TASK BRIEF: From the records below, pull each line that has "title".
— Start DATASET ENTRIES —
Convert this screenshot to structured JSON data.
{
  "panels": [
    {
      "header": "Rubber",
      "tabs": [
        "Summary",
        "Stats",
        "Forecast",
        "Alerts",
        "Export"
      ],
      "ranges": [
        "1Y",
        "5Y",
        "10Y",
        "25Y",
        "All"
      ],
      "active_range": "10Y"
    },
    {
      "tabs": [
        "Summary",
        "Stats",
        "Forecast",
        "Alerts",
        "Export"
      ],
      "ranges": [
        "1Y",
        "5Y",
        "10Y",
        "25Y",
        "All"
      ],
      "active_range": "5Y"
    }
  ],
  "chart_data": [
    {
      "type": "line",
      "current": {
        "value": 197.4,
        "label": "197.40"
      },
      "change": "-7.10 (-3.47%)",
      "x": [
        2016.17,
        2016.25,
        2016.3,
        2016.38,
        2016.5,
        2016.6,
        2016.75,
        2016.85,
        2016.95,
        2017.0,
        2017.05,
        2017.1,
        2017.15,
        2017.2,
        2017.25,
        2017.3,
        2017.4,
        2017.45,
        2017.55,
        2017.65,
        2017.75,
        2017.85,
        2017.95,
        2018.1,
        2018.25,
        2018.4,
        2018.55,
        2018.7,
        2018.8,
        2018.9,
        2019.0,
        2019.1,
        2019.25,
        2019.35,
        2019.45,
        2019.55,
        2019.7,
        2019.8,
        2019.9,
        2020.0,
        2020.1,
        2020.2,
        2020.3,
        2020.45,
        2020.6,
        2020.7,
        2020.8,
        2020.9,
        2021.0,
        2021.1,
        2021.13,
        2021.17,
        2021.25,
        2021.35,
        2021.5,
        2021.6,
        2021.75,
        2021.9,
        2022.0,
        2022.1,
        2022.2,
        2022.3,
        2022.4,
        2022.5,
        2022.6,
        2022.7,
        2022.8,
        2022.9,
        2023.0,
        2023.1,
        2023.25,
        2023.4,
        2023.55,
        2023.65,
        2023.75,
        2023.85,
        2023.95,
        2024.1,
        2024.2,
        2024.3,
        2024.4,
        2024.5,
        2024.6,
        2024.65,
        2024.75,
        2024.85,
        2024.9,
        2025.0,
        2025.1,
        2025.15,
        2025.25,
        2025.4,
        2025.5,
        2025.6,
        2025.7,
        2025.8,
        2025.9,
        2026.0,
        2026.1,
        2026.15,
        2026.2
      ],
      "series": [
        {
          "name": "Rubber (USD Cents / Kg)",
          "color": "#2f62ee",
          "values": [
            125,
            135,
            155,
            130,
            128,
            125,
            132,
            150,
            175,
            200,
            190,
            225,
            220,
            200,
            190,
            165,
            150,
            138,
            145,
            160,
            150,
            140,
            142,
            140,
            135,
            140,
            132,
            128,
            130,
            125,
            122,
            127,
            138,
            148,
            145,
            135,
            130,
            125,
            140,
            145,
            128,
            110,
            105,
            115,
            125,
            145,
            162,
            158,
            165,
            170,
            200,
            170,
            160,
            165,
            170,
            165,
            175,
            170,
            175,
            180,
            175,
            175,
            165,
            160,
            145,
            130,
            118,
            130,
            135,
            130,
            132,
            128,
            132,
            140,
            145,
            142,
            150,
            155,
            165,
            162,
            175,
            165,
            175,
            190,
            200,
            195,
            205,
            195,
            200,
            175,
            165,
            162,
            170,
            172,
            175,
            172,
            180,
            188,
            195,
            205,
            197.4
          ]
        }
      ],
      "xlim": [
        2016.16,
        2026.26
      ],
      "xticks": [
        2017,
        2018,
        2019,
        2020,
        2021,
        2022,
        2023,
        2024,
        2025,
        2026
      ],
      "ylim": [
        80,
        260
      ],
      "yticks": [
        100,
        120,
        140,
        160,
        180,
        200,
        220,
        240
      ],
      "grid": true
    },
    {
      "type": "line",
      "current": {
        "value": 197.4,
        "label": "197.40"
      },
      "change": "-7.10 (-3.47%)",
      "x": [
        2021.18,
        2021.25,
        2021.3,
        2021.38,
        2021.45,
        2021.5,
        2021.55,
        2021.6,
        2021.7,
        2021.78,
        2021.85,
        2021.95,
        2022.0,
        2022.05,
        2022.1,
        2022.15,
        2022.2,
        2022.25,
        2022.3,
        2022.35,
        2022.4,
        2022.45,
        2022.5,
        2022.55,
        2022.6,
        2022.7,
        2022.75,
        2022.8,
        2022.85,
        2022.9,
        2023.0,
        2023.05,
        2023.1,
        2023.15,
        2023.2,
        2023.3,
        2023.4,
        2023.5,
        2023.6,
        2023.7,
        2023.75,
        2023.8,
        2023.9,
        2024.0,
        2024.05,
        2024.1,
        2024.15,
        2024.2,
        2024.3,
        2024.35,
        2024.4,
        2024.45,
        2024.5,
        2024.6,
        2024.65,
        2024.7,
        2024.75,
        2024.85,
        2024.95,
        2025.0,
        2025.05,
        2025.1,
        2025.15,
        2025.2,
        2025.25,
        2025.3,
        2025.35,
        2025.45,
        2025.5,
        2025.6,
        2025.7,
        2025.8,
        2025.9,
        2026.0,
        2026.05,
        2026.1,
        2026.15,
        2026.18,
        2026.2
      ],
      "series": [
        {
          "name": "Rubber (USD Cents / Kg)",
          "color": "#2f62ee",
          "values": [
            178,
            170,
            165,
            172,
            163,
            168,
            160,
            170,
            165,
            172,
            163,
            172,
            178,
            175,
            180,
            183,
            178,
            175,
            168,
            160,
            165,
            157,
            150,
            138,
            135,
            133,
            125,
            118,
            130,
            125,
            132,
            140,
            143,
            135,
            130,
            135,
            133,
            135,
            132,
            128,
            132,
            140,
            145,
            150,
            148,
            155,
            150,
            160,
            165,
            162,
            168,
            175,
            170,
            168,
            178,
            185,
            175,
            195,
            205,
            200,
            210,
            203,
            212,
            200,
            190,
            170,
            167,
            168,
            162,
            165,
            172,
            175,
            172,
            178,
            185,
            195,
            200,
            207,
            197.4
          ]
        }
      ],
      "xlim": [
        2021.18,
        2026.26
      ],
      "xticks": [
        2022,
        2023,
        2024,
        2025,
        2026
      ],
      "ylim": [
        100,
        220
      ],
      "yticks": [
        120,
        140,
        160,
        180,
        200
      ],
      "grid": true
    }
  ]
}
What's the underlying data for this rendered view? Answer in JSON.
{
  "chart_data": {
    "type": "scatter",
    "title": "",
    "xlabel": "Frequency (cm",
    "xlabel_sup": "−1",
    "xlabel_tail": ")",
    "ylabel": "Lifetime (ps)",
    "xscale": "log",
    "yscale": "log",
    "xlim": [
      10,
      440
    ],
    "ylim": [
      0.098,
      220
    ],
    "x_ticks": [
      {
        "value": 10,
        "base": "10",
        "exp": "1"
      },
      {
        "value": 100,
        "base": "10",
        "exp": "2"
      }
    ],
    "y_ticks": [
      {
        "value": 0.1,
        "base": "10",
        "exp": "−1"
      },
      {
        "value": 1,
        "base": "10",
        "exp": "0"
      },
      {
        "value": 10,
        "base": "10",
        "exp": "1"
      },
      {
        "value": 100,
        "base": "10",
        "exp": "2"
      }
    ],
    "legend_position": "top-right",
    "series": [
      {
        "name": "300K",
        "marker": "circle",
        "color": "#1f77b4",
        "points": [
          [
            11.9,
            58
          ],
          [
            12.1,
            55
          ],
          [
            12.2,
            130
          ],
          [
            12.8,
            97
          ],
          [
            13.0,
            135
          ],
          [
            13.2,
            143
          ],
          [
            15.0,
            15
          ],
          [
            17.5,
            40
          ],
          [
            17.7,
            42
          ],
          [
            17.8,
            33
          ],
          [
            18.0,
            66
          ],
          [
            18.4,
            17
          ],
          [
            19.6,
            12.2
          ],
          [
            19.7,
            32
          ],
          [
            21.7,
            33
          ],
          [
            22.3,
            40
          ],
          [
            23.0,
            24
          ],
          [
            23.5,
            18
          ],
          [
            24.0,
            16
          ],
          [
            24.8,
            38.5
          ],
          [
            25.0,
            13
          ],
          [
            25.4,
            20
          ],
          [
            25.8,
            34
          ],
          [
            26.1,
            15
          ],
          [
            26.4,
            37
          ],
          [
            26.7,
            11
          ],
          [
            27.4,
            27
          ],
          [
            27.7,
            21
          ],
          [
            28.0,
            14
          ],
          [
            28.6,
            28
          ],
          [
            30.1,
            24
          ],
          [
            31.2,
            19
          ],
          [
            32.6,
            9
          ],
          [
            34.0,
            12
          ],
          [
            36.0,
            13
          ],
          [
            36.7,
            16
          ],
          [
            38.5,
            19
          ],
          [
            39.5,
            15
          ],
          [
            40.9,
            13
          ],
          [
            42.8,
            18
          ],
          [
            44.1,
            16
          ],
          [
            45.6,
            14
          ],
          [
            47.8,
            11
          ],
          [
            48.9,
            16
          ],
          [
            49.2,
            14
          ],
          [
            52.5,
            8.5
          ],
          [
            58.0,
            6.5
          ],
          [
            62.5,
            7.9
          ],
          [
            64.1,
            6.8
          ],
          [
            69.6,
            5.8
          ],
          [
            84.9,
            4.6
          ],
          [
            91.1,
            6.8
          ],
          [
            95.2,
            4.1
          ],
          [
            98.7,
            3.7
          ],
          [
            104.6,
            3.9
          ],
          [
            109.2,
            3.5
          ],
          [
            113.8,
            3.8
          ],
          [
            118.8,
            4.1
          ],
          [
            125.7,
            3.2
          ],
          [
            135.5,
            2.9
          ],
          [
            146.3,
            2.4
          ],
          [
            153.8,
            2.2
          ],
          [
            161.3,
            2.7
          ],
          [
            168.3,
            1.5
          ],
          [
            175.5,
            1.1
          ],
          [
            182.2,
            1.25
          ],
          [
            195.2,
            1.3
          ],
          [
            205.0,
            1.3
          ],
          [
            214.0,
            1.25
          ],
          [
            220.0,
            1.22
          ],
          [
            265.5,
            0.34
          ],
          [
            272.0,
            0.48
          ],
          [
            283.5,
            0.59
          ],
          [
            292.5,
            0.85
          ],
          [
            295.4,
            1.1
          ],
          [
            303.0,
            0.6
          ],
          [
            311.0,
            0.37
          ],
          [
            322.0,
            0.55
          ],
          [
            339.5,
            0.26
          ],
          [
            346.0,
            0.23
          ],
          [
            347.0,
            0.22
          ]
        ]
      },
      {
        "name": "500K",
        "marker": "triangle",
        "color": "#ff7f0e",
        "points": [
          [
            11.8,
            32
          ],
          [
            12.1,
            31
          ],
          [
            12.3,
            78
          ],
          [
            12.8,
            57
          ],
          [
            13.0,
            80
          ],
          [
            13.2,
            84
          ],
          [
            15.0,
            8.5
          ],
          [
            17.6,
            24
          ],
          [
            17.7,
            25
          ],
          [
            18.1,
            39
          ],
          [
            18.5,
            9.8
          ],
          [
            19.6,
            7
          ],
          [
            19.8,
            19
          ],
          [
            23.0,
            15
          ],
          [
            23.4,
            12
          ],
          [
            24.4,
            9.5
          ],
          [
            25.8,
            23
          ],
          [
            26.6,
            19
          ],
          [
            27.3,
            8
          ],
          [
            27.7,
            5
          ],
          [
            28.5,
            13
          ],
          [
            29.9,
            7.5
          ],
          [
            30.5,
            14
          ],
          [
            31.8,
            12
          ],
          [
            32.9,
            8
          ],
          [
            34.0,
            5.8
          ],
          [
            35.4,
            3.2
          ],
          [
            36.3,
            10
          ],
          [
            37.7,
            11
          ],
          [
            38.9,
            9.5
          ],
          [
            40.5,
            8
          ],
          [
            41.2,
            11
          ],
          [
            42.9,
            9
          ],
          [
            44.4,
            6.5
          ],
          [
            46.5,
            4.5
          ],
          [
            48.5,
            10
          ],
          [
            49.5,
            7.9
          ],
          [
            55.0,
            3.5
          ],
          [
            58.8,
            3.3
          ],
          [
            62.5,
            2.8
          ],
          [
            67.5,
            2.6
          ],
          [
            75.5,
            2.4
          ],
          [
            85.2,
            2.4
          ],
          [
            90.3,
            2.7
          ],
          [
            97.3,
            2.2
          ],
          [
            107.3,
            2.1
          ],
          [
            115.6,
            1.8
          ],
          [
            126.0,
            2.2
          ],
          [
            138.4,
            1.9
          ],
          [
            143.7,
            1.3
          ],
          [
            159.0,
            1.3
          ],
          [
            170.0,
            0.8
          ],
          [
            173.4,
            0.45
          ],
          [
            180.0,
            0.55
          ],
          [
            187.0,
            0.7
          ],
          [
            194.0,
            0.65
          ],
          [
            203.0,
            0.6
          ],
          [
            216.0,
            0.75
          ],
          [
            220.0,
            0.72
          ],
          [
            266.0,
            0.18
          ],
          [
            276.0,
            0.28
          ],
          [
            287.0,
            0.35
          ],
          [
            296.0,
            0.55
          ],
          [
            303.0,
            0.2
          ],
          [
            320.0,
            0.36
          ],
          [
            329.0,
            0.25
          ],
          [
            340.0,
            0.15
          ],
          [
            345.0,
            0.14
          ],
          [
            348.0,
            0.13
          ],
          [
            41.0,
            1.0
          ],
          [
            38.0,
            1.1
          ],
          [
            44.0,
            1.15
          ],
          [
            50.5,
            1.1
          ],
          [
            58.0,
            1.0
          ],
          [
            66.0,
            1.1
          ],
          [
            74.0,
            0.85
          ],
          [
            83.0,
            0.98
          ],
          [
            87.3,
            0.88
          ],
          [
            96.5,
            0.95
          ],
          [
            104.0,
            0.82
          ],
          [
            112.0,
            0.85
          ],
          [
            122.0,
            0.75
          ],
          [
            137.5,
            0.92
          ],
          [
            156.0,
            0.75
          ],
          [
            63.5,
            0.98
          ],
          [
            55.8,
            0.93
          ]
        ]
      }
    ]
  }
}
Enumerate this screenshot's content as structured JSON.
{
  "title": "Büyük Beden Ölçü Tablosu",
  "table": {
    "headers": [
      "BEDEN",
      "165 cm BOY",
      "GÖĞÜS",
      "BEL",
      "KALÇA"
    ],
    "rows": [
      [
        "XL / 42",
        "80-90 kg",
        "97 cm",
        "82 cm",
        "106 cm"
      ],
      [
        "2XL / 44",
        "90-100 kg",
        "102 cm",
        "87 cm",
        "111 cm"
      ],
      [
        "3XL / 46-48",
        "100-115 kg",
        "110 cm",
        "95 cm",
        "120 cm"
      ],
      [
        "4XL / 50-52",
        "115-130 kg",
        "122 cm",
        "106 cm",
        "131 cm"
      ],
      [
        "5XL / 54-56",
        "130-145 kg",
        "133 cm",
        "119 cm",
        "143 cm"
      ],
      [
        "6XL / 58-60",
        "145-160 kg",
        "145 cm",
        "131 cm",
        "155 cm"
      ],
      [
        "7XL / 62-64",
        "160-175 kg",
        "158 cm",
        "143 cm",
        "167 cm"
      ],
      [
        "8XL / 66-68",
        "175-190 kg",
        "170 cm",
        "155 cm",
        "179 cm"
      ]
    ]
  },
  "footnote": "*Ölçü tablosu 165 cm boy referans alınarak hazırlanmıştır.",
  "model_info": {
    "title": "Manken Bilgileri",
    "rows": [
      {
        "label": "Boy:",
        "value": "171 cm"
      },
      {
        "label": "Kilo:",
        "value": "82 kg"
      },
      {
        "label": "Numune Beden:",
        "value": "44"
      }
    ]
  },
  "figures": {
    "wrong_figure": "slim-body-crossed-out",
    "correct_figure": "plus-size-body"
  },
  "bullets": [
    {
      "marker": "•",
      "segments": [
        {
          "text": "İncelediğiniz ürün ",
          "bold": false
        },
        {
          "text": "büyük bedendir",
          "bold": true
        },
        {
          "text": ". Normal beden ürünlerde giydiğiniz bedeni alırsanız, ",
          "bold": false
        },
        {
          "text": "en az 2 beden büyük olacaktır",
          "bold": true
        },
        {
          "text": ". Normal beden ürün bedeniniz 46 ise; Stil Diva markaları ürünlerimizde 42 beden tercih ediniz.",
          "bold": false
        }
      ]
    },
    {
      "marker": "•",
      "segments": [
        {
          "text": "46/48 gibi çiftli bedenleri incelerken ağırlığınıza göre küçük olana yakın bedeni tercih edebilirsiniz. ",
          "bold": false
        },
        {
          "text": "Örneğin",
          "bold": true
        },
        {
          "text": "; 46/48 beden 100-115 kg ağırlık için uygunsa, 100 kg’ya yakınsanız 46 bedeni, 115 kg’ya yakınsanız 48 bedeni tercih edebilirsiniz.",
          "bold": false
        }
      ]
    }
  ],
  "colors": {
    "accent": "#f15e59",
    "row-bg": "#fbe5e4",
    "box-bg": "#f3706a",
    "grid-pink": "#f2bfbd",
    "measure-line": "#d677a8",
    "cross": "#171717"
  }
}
— End DATASET ENTRIES —
RESPONSE:
    "title": "",
  "title": "Büyük Beden Ölçü Tablosu",
    "title": "Manken Bilgileri",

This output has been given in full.